- **What the exercise asks**:
What is the number of lines holding the word "bist"? Write that number and nothing else.

>> BEGIN Input records

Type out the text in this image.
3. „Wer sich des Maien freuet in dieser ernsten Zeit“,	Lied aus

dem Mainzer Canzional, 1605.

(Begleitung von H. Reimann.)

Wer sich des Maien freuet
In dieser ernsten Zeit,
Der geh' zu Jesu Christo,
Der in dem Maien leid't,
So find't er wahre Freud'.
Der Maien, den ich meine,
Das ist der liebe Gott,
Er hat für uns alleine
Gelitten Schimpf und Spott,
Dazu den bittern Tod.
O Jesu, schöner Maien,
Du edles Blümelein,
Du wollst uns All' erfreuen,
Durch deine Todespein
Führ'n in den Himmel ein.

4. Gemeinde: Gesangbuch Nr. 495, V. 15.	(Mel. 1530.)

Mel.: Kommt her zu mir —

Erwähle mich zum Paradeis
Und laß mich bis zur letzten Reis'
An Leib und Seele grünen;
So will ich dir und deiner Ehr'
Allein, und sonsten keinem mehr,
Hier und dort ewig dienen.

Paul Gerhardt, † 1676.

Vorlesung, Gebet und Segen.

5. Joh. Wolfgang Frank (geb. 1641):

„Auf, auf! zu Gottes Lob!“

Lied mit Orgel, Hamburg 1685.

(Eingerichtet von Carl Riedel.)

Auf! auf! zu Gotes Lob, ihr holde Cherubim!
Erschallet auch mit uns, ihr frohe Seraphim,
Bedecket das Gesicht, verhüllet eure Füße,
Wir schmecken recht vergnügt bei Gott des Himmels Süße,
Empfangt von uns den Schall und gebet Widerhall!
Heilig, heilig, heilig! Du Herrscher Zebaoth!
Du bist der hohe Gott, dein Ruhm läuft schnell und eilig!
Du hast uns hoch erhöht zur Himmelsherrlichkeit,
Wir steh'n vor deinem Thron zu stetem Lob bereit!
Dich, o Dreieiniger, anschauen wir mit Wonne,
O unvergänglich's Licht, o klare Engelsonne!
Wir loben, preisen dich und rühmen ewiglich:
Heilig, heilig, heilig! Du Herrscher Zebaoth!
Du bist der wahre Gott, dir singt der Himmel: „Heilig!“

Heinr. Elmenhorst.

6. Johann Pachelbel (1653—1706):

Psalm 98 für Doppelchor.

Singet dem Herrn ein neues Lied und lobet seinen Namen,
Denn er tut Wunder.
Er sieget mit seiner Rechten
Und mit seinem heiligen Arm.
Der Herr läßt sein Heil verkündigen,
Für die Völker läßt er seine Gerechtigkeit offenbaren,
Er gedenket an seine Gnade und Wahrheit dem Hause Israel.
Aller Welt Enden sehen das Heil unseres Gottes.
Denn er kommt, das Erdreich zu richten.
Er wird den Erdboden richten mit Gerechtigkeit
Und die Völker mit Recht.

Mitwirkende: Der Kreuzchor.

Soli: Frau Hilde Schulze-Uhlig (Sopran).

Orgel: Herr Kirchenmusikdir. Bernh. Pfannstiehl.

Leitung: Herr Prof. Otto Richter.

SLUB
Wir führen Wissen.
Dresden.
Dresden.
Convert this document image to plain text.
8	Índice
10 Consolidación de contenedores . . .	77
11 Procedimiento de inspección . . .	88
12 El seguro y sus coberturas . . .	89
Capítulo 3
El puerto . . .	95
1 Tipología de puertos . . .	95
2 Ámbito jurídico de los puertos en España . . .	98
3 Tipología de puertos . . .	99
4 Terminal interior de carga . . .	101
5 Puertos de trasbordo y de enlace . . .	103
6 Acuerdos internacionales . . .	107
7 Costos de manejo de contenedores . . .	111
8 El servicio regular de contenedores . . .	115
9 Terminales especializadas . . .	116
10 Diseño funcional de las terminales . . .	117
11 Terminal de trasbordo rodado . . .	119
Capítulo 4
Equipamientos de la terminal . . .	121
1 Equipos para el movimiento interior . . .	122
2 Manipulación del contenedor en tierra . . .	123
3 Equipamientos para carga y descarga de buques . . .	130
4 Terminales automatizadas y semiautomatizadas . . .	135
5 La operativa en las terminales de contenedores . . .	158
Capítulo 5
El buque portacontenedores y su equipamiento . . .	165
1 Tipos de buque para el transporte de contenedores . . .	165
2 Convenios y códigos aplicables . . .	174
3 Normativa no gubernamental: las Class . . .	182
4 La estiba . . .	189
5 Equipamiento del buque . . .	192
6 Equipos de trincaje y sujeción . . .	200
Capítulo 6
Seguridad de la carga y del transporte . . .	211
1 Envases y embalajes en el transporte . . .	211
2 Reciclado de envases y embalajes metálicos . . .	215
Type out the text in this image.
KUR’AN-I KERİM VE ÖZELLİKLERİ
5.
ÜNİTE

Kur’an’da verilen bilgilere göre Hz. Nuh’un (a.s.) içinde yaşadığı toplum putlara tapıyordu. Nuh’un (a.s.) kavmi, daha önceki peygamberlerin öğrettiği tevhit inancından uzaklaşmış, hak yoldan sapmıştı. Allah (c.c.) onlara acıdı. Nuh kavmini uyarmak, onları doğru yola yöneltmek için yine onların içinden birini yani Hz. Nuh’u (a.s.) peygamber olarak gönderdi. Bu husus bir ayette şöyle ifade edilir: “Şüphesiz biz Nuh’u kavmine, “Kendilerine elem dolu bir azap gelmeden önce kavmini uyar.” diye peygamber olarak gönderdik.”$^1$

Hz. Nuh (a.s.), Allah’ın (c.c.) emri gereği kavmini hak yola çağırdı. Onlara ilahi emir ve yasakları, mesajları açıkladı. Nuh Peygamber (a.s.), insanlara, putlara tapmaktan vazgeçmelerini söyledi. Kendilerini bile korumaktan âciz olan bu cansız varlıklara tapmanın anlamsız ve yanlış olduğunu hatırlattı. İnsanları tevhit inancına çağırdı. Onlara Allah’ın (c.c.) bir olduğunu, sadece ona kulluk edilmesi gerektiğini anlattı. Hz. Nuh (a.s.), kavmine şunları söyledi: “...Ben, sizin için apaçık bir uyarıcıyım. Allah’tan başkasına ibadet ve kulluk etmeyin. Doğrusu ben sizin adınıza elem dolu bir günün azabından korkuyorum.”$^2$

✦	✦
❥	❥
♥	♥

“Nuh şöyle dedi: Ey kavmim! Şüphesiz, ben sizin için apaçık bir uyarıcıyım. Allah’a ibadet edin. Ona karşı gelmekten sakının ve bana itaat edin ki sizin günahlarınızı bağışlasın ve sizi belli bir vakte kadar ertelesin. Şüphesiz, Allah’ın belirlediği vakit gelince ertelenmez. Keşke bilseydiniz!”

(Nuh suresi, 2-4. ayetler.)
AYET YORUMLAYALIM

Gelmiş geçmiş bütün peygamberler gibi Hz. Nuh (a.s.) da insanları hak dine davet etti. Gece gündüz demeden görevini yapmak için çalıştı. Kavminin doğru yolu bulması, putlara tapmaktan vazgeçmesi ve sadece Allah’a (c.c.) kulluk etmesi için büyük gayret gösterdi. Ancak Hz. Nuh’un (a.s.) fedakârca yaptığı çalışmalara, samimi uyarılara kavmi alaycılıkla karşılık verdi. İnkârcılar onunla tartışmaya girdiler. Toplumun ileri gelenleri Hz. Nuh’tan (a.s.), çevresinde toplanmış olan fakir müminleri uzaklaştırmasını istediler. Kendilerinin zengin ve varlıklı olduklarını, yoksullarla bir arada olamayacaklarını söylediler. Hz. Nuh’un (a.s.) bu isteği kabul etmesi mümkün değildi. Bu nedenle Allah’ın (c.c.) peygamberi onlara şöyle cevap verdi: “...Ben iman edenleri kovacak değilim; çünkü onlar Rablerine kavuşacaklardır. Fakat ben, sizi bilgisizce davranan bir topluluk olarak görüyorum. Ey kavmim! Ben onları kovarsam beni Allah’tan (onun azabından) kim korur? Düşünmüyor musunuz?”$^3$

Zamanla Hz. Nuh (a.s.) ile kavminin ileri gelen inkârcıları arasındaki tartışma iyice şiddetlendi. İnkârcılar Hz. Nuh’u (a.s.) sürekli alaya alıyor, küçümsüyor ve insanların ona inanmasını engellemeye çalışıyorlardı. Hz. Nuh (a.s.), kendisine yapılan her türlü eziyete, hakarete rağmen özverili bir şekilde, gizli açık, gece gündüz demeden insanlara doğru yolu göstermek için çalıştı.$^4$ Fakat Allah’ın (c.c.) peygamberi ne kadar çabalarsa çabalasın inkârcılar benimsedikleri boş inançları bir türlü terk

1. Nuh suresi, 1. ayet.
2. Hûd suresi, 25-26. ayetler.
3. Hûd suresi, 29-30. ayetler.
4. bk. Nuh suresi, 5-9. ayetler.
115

>> END Input records

- **Solution for this exercise**:
2